#### Entries shown ####
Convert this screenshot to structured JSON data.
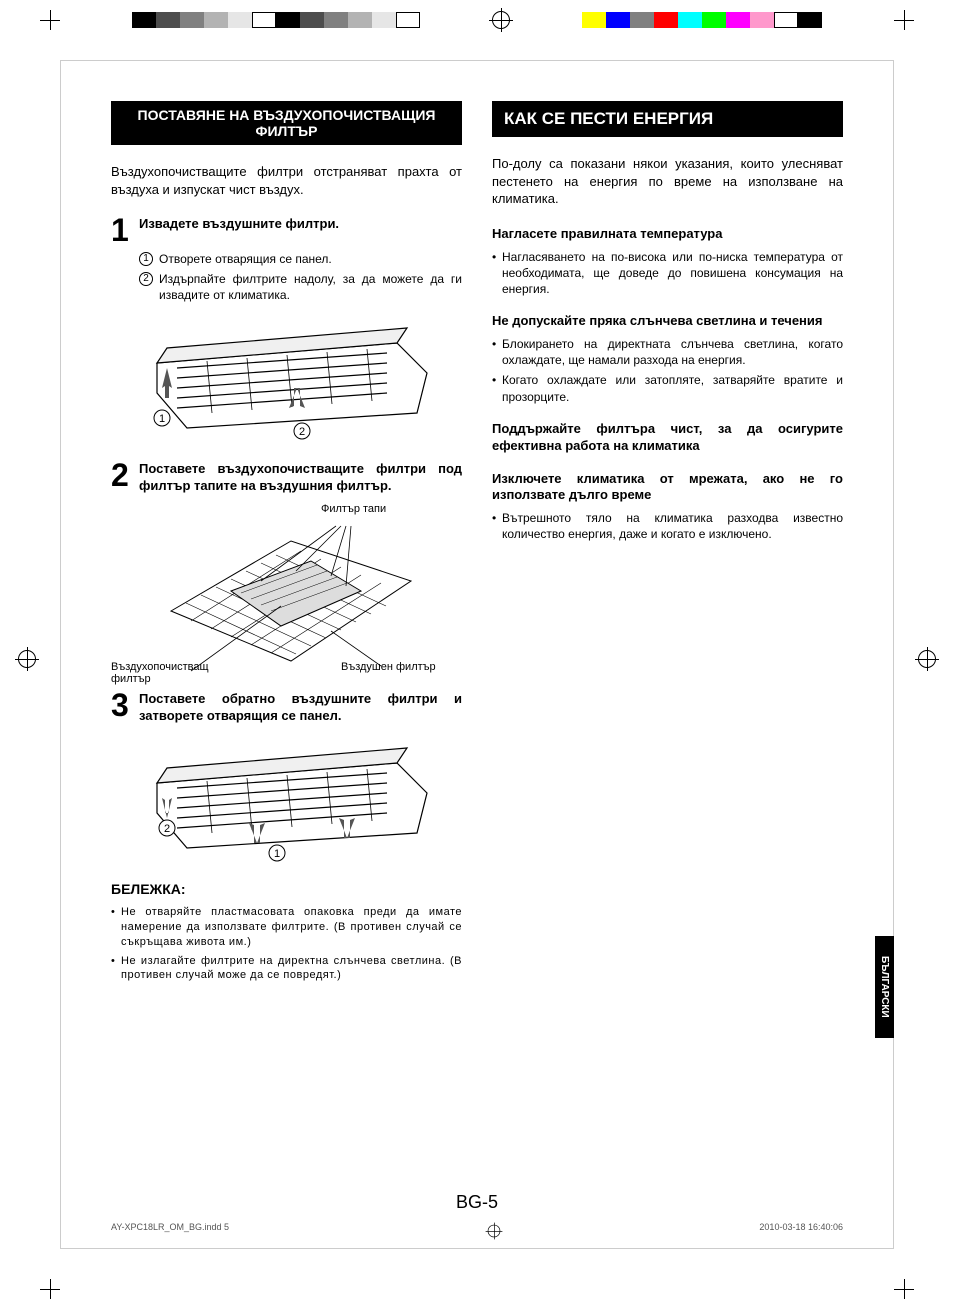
{
  "colorbar_left": [
    "#000000",
    "#4d4d4d",
    "#808080",
    "#b3b3b3",
    "#e6e6e6",
    "#ffffff",
    "#000000",
    "#4d4d4d",
    "#808080",
    "#b3b3b3",
    "#e6e6e6",
    "#ffffff"
  ],
  "colorbar_right": [
    "#ffff00",
    "#0000ff",
    "#808080",
    "#ff0000",
    "#00ffff",
    "#00ff00",
    "#ff00ff",
    "#ff99cc",
    "#ffffff",
    "#000000"
  ],
  "left": {
    "header": "ПОСТАВЯНЕ НА ВЪЗДУХОПОЧИСТВАЩИЯ ФИЛТЪР",
    "intro": "Въздухопочистващите филтри отстраняват прахта от въздуха и изпускат чист въздух.",
    "step1_num": "1",
    "step1_title": "Извадете въздушните филтри.",
    "step1_sub1_num": "1",
    "step1_sub1": "Отворете отварящия се панел.",
    "step1_sub2_num": "2",
    "step1_sub2": "Издърпайте филтрите надолу, за да можете да ги извадите от климатика.",
    "step2_num": "2",
    "step2_title": "Поставете въздухопочистващите филтри под филтър тапите на въздушния филтър.",
    "diagram2_label_top": "Филтър тапи",
    "diagram2_label_left": "Въздухопочистващ филтър",
    "diagram2_label_right": "Въздушен филтър",
    "step3_num": "3",
    "step3_title": "Поставете обратно въздушните филтри и затворете отварящия се панел.",
    "note_heading": "БЕЛЕЖКА:",
    "note1": "Не отваряйте пластмасовата опаковка преди да имате намерение да използвате филтрите. (В противен случай се съкръщава живота им.)",
    "note2": "Не излагайте филтрите на директна слънчева светлина. (В противен случай може да се повредят.)"
  },
  "right": {
    "header": "КАК СЕ ПЕСТИ ЕНЕРГИЯ",
    "intro": "По-долу са показани някои указания, които улесняват пестенето на енергия по време на използване на климатика.",
    "sub1_title": "Нагласете правилната температура",
    "sub1_bullet1": "Нагласяването на по-висока или по-ниска температура от необходимата, ще доведе до повишена консумация на енергия.",
    "sub2_title": "Не допускайте пряка слънчева светлина и течения",
    "sub2_bullet1": "Блокирането на директната слънчева светлина, когато охлаждате, ще намали разхода на енергия.",
    "sub2_bullet2": "Когато охлаждате или затопляте, затваряйте вратите и прозорците.",
    "sub3_title": "Поддържайте филтъра чист, за да осигурите ефективна работа на климатика",
    "sub4_title": "Изключете климатика от мрежата, ако не го използвате дълго време",
    "sub4_bullet1": "Вътрешното тяло на климатика разходва известно количество енергия, даже и когато е изключено."
  },
  "page_number": "BG-5",
  "lang_tab": "БЪЛГАРСКИ",
  "footer_left": "AY-XPC18LR_OM_BG.indd   5",
  "footer_right": "2010-03-18   16:40:06"
}
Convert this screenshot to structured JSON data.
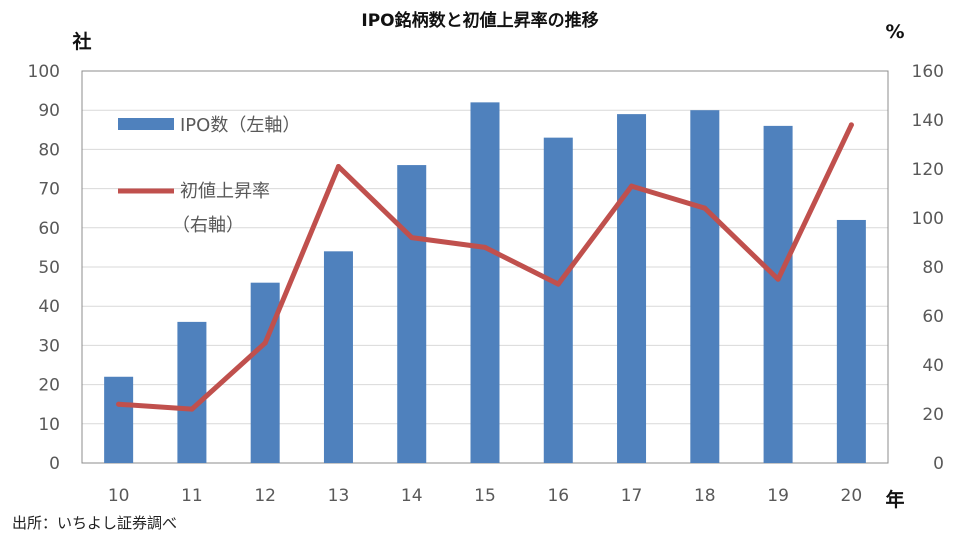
{
  "chart_data": {
    "type": "bar",
    "title": "IPO銘柄数と初値上昇率の推移",
    "categories": [
      "10",
      "11",
      "12",
      "13",
      "14",
      "15",
      "16",
      "17",
      "18",
      "19",
      "20"
    ],
    "series": [
      {
        "name": "IPO数（左軸）",
        "type": "bar",
        "axis": "left",
        "values": [
          22,
          36,
          46,
          54,
          76,
          92,
          83,
          89,
          90,
          86,
          62
        ],
        "color": "#4f81bd"
      },
      {
        "name": "初値上昇率（右軸）",
        "type": "line",
        "axis": "right",
        "values": [
          24,
          22,
          49,
          121,
          92,
          88,
          73,
          113,
          104,
          75,
          138
        ],
        "color": "#c0504d"
      }
    ],
    "y_left": {
      "unit": "社",
      "ylim": [
        0,
        100
      ],
      "ticks": [
        0,
        10,
        20,
        30,
        40,
        50,
        60,
        70,
        80,
        90,
        100
      ]
    },
    "y_right": {
      "unit": "%",
      "ylim": [
        0,
        160
      ],
      "ticks": [
        0,
        20,
        40,
        60,
        80,
        100,
        120,
        140,
        160
      ]
    },
    "xlabel": "年",
    "legend": {
      "bar_label": "IPO数（左軸）",
      "line_label_1": "初値上昇率",
      "line_label_2": "（右軸）"
    },
    "grid": true
  },
  "source": "出所：いちよし証券調べ"
}
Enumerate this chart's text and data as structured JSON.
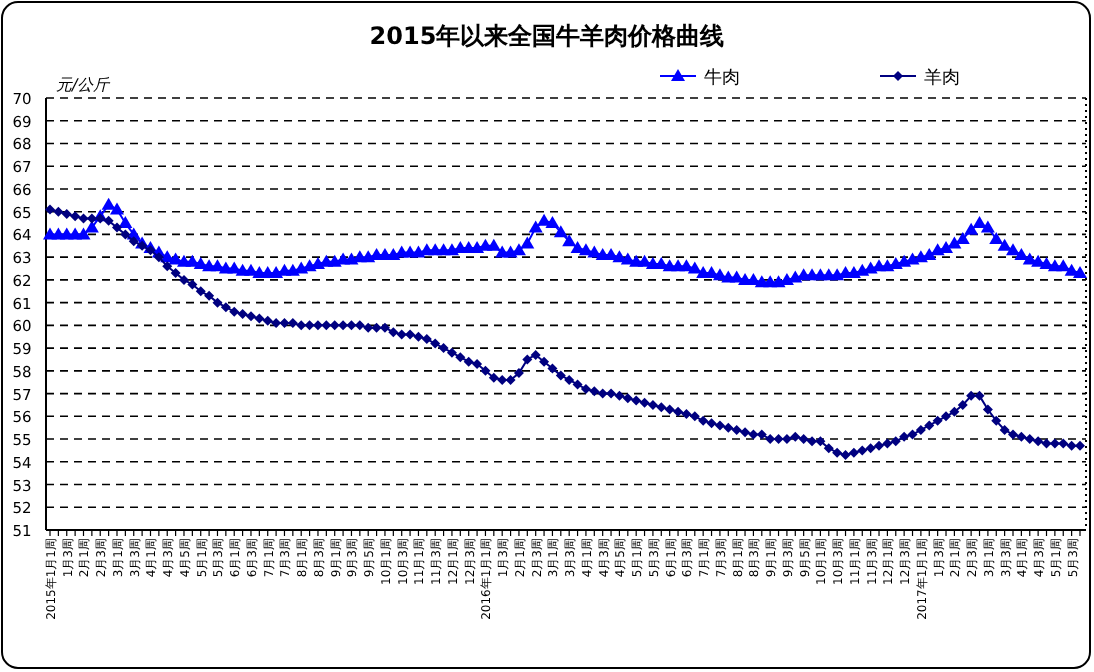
{
  "chart_data": {
    "type": "line",
    "title": "2015年以来全国牛羊肉价格曲线",
    "ylabel": "元/公斤",
    "categories": [
      "2015年1月1周",
      null,
      "1月3周",
      null,
      "2月1周",
      null,
      "2月3周",
      null,
      "3月1周",
      null,
      "3月3周",
      null,
      "4月1周",
      null,
      "4月3周",
      null,
      "4月5周",
      null,
      "5月1周",
      null,
      "5月3周",
      null,
      "6月1周",
      null,
      "6月3周",
      null,
      "7月1周",
      null,
      "7月3周",
      null,
      "8月1周",
      null,
      "8月3周",
      null,
      "9月1周",
      null,
      "9月3周",
      null,
      "9月5周",
      null,
      "10月1周",
      null,
      "10月3周",
      null,
      "11月1周",
      null,
      "11月3周",
      null,
      "12月1周",
      null,
      "12月3周",
      null,
      "2016年1月1周",
      null,
      "1月3周",
      null,
      "2月1周",
      null,
      "2月3周",
      null,
      "3月1周",
      null,
      "3月3周",
      null,
      "4月1周",
      null,
      "4月3周",
      null,
      "4月5周",
      null,
      "5月1周",
      null,
      "5月3周",
      null,
      "6月1周",
      null,
      "6月3周",
      null,
      "7月1周",
      null,
      "7月3周",
      null,
      "8月1周",
      null,
      "8月3周",
      null,
      "9月1周",
      null,
      "9月3周",
      null,
      "9月5周",
      null,
      "10月1周",
      null,
      "10月3周",
      null,
      "11月1周",
      null,
      "11月3周",
      null,
      "12月1周",
      null,
      "12月3周",
      null,
      "2017年1月1周",
      null,
      "1月3周",
      null,
      "2月1周",
      null,
      "2月3周",
      null,
      "3月1周",
      null,
      "3月3周",
      null,
      "4月1周",
      null,
      "4月3周",
      null,
      "5月1周",
      null,
      "5月3周",
      null
    ],
    "series": [
      {
        "name": "牛肉",
        "color": "#0000ff",
        "marker": "triangle",
        "values": [
          64.0,
          64.0,
          64.0,
          64.0,
          64.0,
          64.3,
          64.8,
          65.3,
          65.1,
          64.5,
          64.0,
          63.6,
          63.4,
          63.2,
          63.0,
          62.9,
          62.8,
          62.8,
          62.7,
          62.6,
          62.6,
          62.5,
          62.5,
          62.4,
          62.4,
          62.3,
          62.3,
          62.3,
          62.4,
          62.4,
          62.5,
          62.6,
          62.7,
          62.8,
          62.8,
          62.9,
          62.9,
          63.0,
          63.0,
          63.1,
          63.1,
          63.1,
          63.2,
          63.2,
          63.2,
          63.3,
          63.3,
          63.3,
          63.3,
          63.4,
          63.4,
          63.4,
          63.5,
          63.5,
          63.2,
          63.2,
          63.3,
          63.6,
          64.3,
          64.6,
          64.5,
          64.1,
          63.7,
          63.4,
          63.3,
          63.2,
          63.1,
          63.1,
          63.0,
          62.9,
          62.8,
          62.8,
          62.7,
          62.7,
          62.6,
          62.6,
          62.6,
          62.5,
          62.3,
          62.3,
          62.2,
          62.1,
          62.1,
          62.0,
          62.0,
          61.9,
          61.9,
          61.9,
          62.0,
          62.1,
          62.2,
          62.2,
          62.2,
          62.2,
          62.2,
          62.3,
          62.3,
          62.4,
          62.5,
          62.6,
          62.6,
          62.7,
          62.8,
          62.9,
          63.0,
          63.1,
          63.3,
          63.4,
          63.6,
          63.8,
          64.2,
          64.5,
          64.3,
          63.8,
          63.5,
          63.3,
          63.1,
          62.9,
          62.8,
          62.7,
          62.6,
          62.6,
          62.4,
          62.3
        ]
      },
      {
        "name": "羊肉",
        "color": "#000080",
        "marker": "diamond",
        "values": [
          65.1,
          65.0,
          64.9,
          64.8,
          64.7,
          64.7,
          64.7,
          64.6,
          64.3,
          64.0,
          63.7,
          63.5,
          63.3,
          63.0,
          62.6,
          62.3,
          62.0,
          61.8,
          61.5,
          61.3,
          61.0,
          60.8,
          60.6,
          60.5,
          60.4,
          60.3,
          60.2,
          60.1,
          60.1,
          60.1,
          60.0,
          60.0,
          60.0,
          60.0,
          60.0,
          60.0,
          60.0,
          60.0,
          59.9,
          59.9,
          59.9,
          59.7,
          59.6,
          59.6,
          59.5,
          59.4,
          59.2,
          59.0,
          58.8,
          58.6,
          58.4,
          58.3,
          58.0,
          57.7,
          57.6,
          57.6,
          57.9,
          58.5,
          58.7,
          58.4,
          58.1,
          57.8,
          57.6,
          57.4,
          57.2,
          57.1,
          57.0,
          57.0,
          56.9,
          56.8,
          56.7,
          56.6,
          56.5,
          56.4,
          56.3,
          56.2,
          56.1,
          56.0,
          55.8,
          55.7,
          55.6,
          55.5,
          55.4,
          55.3,
          55.2,
          55.2,
          55.0,
          55.0,
          55.0,
          55.1,
          55.0,
          54.9,
          54.9,
          54.6,
          54.4,
          54.3,
          54.4,
          54.5,
          54.6,
          54.7,
          54.8,
          54.9,
          55.1,
          55.2,
          55.4,
          55.6,
          55.8,
          56.0,
          56.2,
          56.5,
          56.9,
          56.9,
          56.3,
          55.8,
          55.4,
          55.2,
          55.1,
          55.0,
          54.9,
          54.8,
          54.8,
          54.8,
          54.7,
          54.7
        ]
      }
    ],
    "ylim": [
      51,
      70
    ],
    "yticks": [
      51,
      52,
      53,
      54,
      55,
      56,
      57,
      58,
      59,
      60,
      61,
      62,
      63,
      64,
      65,
      66,
      67,
      68,
      69,
      70
    ],
    "grid": "y",
    "legend": "top right",
    "line_style": "solid"
  }
}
####
### [Your task]
How many lines of the entries above hold the string "въздушните"? Reply with the number alone.

### [Solution]
2